* _WHAT NEEDS TO BE DONE_
The lines below that include "Forecast" are to be found and copied.

* _SOURCE DATA_
______________________________

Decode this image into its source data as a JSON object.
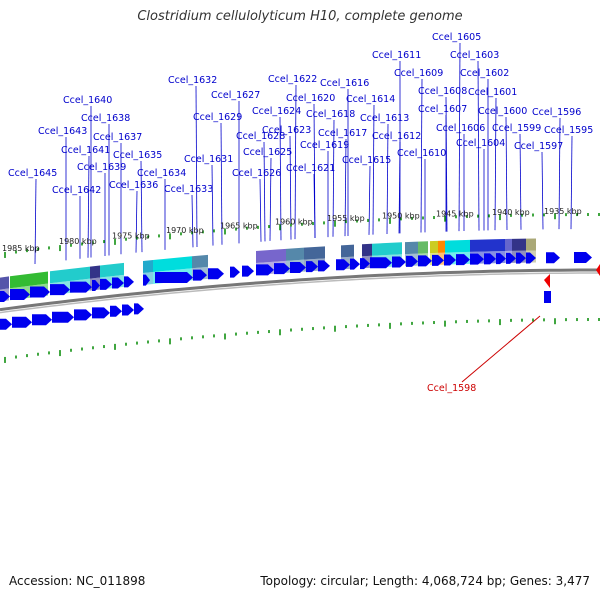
{
  "title": "Clostridium cellulolyticum H10, complete genome",
  "footer": {
    "accession": "Accession: NC_011898",
    "summary": "Topology: circular; Length: 4,068,724 bp; Genes: 3,477"
  },
  "colors": {
    "gene_forward": "#0000ee",
    "gene_reverse": "#ee0000",
    "label": "#0000cc",
    "label_reverse": "#cc0000",
    "tick": "#008800",
    "backbone": "#777777"
  },
  "scale_labels": [
    "1935 kbp",
    "1940 kbp",
    "1945 kbp",
    "1950 kbp",
    "1955 kbp",
    "1960 kbp",
    "1965 kbp",
    "1970 kbp",
    "1975 kbp",
    "1980 kbp",
    "1985 kbp"
  ],
  "gene_labels": [
    "Ccel_1605",
    "Ccel_1611",
    "Ccel_1603",
    "Ccel_1609",
    "Ccel_1602",
    "Ccel_1632",
    "Ccel_1622",
    "Ccel_1616",
    "Ccel_1608",
    "Ccel_1601",
    "Ccel_1627",
    "Ccel_1620",
    "Ccel_1614",
    "Ccel_1640",
    "Ccel_1624",
    "Ccel_1618",
    "Ccel_1607",
    "Ccel_1600",
    "Ccel_1596",
    "Ccel_1638",
    "Ccel_1629",
    "Ccel_1613",
    "Ccel_1606",
    "Ccel_1599",
    "Ccel_1595",
    "Ccel_1643",
    "Ccel_1623",
    "Ccel_1617",
    "Ccel_1637",
    "Ccel_1628",
    "Ccel_1612",
    "Ccel_1604",
    "Ccel_1597",
    "Ccel_1641",
    "Ccel_1619",
    "Ccel_1635",
    "Ccel_1625",
    "Ccel_1610",
    "Ccel_1631",
    "Ccel_1615",
    "Ccel_1639",
    "Ccel_1621",
    "Ccel_1645",
    "Ccel_1634",
    "Ccel_1626",
    "Ccel_1636",
    "Ccel_1642",
    "Ccel_1633"
  ],
  "reverse_gene_label": "Ccel_1598"
}
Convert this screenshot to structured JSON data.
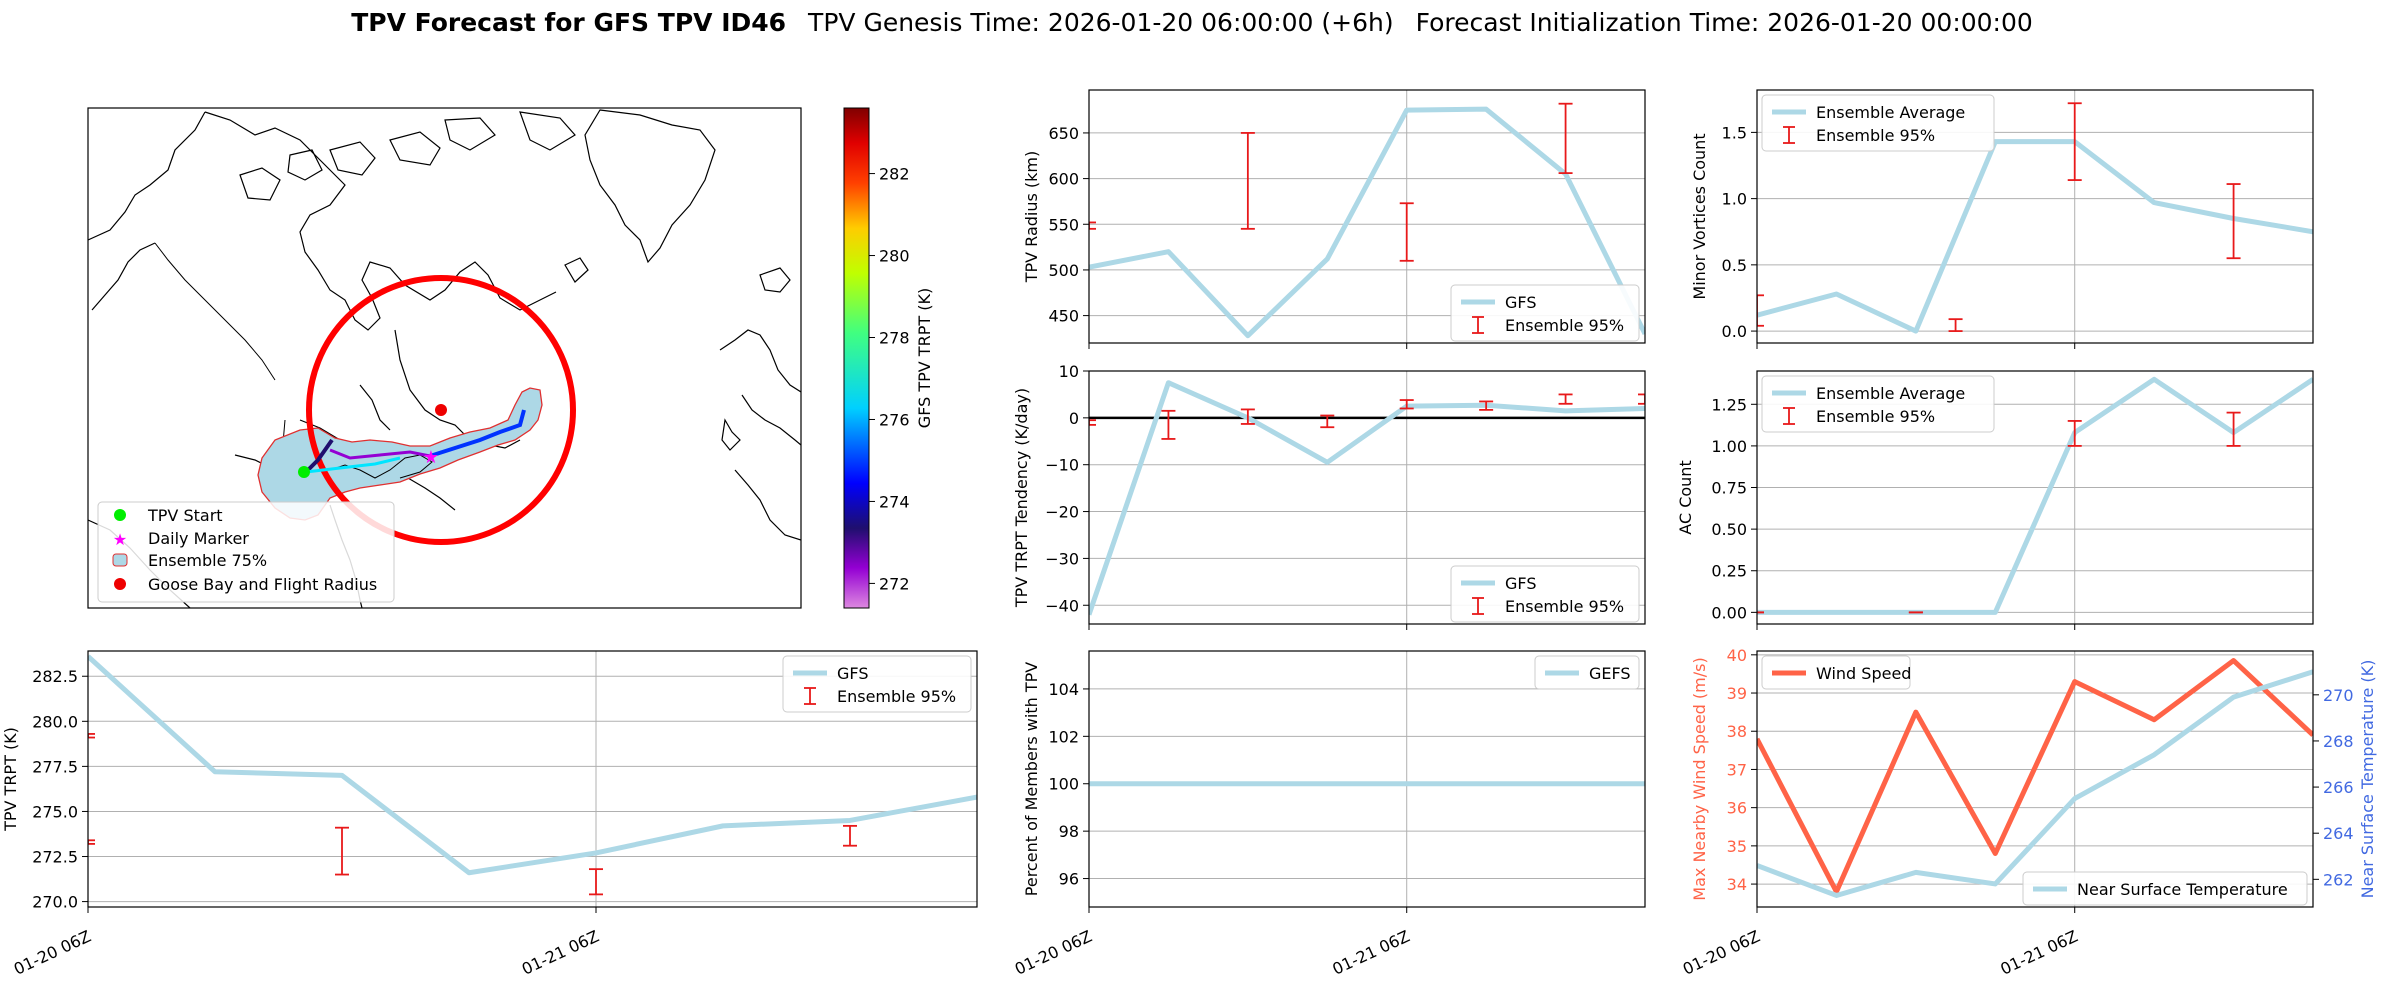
{
  "header": {
    "bold_title": "TPV Forecast for GFS TPV ID46",
    "genesis": "TPV Genesis Time: 2026-01-20 06:00:00 (+6h)",
    "init": "Forecast Initialization Time: 2026-01-20 00:00:00"
  },
  "colors": {
    "gfs": "#add8e6",
    "err": "#e8191a",
    "wind": "#ff6347",
    "temp_axis": "#4169e1",
    "land": "#ffffff",
    "coast": "#000000",
    "ens_fill": "#add8e6",
    "ens_edge": "#e03030"
  },
  "map": {
    "legend": [
      "TPV Start",
      "Daily Marker",
      "Ensemble 75%",
      "Goose Bay and Flight Radius"
    ],
    "colorbar": {
      "label": "GFS TPV TRPT (K)",
      "min": 271.4,
      "max": 283.6,
      "ticks": [
        "272",
        "274",
        "276",
        "278",
        "280",
        "282"
      ]
    }
  },
  "chart_data": [
    {
      "id": "radius",
      "type": "line",
      "title": "",
      "xlabel": "",
      "ylabel": "TPV Radius (km)",
      "x": [
        0,
        1,
        2,
        3,
        4,
        5,
        6,
        7
      ],
      "ylim": [
        420,
        697
      ],
      "xlim": [
        0,
        7
      ],
      "yticks": [
        450,
        500,
        550,
        600,
        650
      ],
      "ytick_labels": [
        "450",
        "500",
        "550",
        "600",
        "650"
      ],
      "xticks": [],
      "xtick_labels": [],
      "vgrid": [
        4
      ],
      "series": [
        {
          "name": "GFS",
          "values": [
            503,
            520,
            428,
            512,
            675,
            676,
            605,
            430
          ]
        }
      ],
      "errorbars": {
        "x": [
          0,
          2,
          4,
          6
        ],
        "low": [
          545,
          545,
          510,
          606
        ],
        "high": [
          552,
          650,
          573,
          682
        ]
      },
      "legend": [
        "GFS",
        "Ensemble 95%"
      ],
      "legend_loc": "lower-right"
    },
    {
      "id": "minor",
      "type": "line",
      "title": "",
      "xlabel": "",
      "ylabel": "Minor Vortices Count",
      "x": [
        0,
        1,
        2,
        3,
        4,
        5,
        6,
        7
      ],
      "ylim": [
        -0.09,
        1.82
      ],
      "xlim": [
        0,
        7
      ],
      "yticks": [
        0,
        0.5,
        1.0,
        1.5
      ],
      "ytick_labels": [
        "0.0",
        "0.5",
        "1.0",
        "1.5"
      ],
      "xticks": [],
      "xtick_labels": [],
      "vgrid": [
        4
      ],
      "series": [
        {
          "name": "Ensemble Average",
          "values": [
            0.12,
            0.28,
            0.0,
            1.43,
            1.43,
            0.97,
            0.85,
            0.75
          ]
        }
      ],
      "errorbars": {
        "x": [
          0,
          2.5,
          4,
          6
        ],
        "low": [
          0.04,
          0.0,
          1.14,
          0.55
        ],
        "high": [
          0.27,
          0.09,
          1.72,
          1.11
        ]
      },
      "legend": [
        "Ensemble Average",
        "Ensemble 95%"
      ],
      "legend_loc": "top-left"
    },
    {
      "id": "tend",
      "type": "line",
      "title": "",
      "xlabel": "",
      "ylabel": "TPV TRPT Tendency (K/day)",
      "x": [
        0,
        1,
        2,
        3,
        4,
        5,
        6,
        7
      ],
      "ylim": [
        -44,
        10
      ],
      "xlim": [
        0,
        7
      ],
      "yticks": [
        -40,
        -30,
        -20,
        -10,
        0,
        10
      ],
      "ytick_labels": [
        "−40",
        "−30",
        "−20",
        "−10",
        "0",
        "10"
      ],
      "xticks": [],
      "xtick_labels": [],
      "vgrid": [
        4
      ],
      "zero_line": true,
      "series": [
        {
          "name": "GFS",
          "values": [
            -42,
            7.5,
            0,
            -9.5,
            2.5,
            2.7,
            1.5,
            2
          ]
        }
      ],
      "errorbars": {
        "x": [
          0,
          1,
          2,
          3,
          4,
          5,
          6,
          7
        ],
        "low": [
          -1.5,
          -4.5,
          -1.3,
          -2,
          2,
          1.7,
          3,
          3
        ],
        "high": [
          -0.5,
          1.5,
          1.8,
          0.5,
          3.8,
          3.5,
          5,
          5
        ]
      },
      "legend": [
        "GFS",
        "Ensemble 95%"
      ],
      "legend_loc": "lower-right"
    },
    {
      "id": "ac",
      "type": "line",
      "title": "",
      "xlabel": "",
      "ylabel": "AC Count",
      "x": [
        0,
        1,
        2,
        3,
        4,
        5,
        6,
        7
      ],
      "ylim": [
        -0.07,
        1.45
      ],
      "xlim": [
        0,
        7
      ],
      "yticks": [
        0,
        0.25,
        0.5,
        0.75,
        1.0,
        1.25
      ],
      "ytick_labels": [
        "0.00",
        "0.25",
        "0.50",
        "0.75",
        "1.00",
        "1.25"
      ],
      "xticks": [],
      "xtick_labels": [],
      "vgrid": [
        4
      ],
      "series": [
        {
          "name": "Ensemble Average",
          "values": [
            0,
            0,
            0,
            0,
            1.08,
            1.4,
            1.08,
            1.4
          ]
        }
      ],
      "errorbars": {
        "x": [
          0,
          2,
          4,
          6
        ],
        "low": [
          0,
          0,
          1.0,
          1.0
        ],
        "high": [
          0,
          0,
          1.15,
          1.2
        ]
      },
      "legend": [
        "Ensemble Average",
        "Ensemble 95%"
      ],
      "legend_loc": "top-left"
    },
    {
      "id": "trpt",
      "type": "line",
      "title": "",
      "xlabel": "",
      "ylabel": "TPV TRPT (K)",
      "x": [
        0,
        1,
        2,
        3,
        4,
        5,
        6,
        7
      ],
      "ylim": [
        269.7,
        283.9
      ],
      "xlim": [
        0,
        7
      ],
      "yticks": [
        270.0,
        272.5,
        275.0,
        277.5,
        280.0,
        282.5
      ],
      "ytick_labels": [
        "270.0",
        "272.5",
        "275.0",
        "277.5",
        "280.0",
        "282.5"
      ],
      "xticks": [
        0,
        4
      ],
      "xtick_labels": [
        "01-20 06Z",
        "01-21 06Z"
      ],
      "vgrid": [
        4
      ],
      "series": [
        {
          "name": "GFS",
          "values": [
            283.6,
            277.2,
            277.0,
            271.6,
            272.7,
            274.2,
            274.5,
            275.8
          ]
        }
      ],
      "errorbars": {
        "x": [
          0,
          0,
          2,
          4,
          6
        ],
        "low": [
          273.2,
          279.1,
          271.5,
          270.4,
          273.1
        ],
        "high": [
          273.4,
          279.3,
          274.1,
          271.8,
          274.2
        ]
      },
      "legend": [
        "GFS",
        "Ensemble 95%"
      ],
      "legend_loc": "top-right"
    },
    {
      "id": "pct",
      "type": "line",
      "title": "",
      "xlabel": "",
      "ylabel": "Percent of Members with TPV",
      "x": [
        0,
        1,
        2,
        3,
        4,
        5,
        6,
        7
      ],
      "ylim": [
        94.8,
        105.6
      ],
      "xlim": [
        0,
        7
      ],
      "yticks": [
        96,
        98,
        100,
        102,
        104
      ],
      "ytick_labels": [
        "96",
        "98",
        "100",
        "102",
        "104"
      ],
      "xticks": [
        0,
        4
      ],
      "xtick_labels": [
        "01-20 06Z",
        "01-21 06Z"
      ],
      "vgrid": [
        4
      ],
      "series": [
        {
          "name": "GEFS",
          "values": [
            100,
            100,
            100,
            100,
            100,
            100,
            100,
            100
          ]
        }
      ],
      "legend": [
        "GEFS"
      ],
      "legend_loc": "top-right"
    },
    {
      "id": "wind",
      "type": "line",
      "title": "",
      "xlabel": "",
      "ylabel": "Max Nearby Wind Speed (m/s)",
      "x": [
        0,
        1,
        2,
        3,
        4,
        5,
        6,
        7
      ],
      "ylim": [
        33.4,
        40.1
      ],
      "xlim": [
        0,
        7
      ],
      "yticks": [
        34,
        35,
        36,
        37,
        38,
        39,
        40
      ],
      "ytick_labels": [
        "34",
        "35",
        "36",
        "37",
        "38",
        "39",
        "40"
      ],
      "xticks": [
        0,
        4
      ],
      "xtick_labels": [
        "01-20 06Z",
        "01-21 06Z"
      ],
      "vgrid": [
        4
      ],
      "series": [
        {
          "name": "Wind Speed",
          "values": [
            37.8,
            33.8,
            38.5,
            34.8,
            39.3,
            38.3,
            39.85,
            37.9
          ]
        },
        {
          "name": "Near Surface Temperature",
          "values": [
            262.6,
            261.3,
            262.3,
            261.8,
            265.5,
            267.4,
            269.9,
            271.0
          ],
          "axis": "right"
        }
      ],
      "y2lim": [
        260.8,
        271.9
      ],
      "y2ticks": [
        262,
        264,
        266,
        268,
        270
      ],
      "y2tick_labels": [
        "262",
        "264",
        "266",
        "268",
        "270"
      ],
      "y2label": "Near Surface Temperature (K)",
      "legend": [
        "Wind Speed",
        "Near Surface Temperature"
      ],
      "legend_loc": "top-left / lower-right"
    }
  ]
}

______________________________

* _SOLUTION_
    "bold_title": "TPV Forecast for GFS TPV ID46",
    "init": "Forecast Initialization Time: 2026-01-20 00:00:00"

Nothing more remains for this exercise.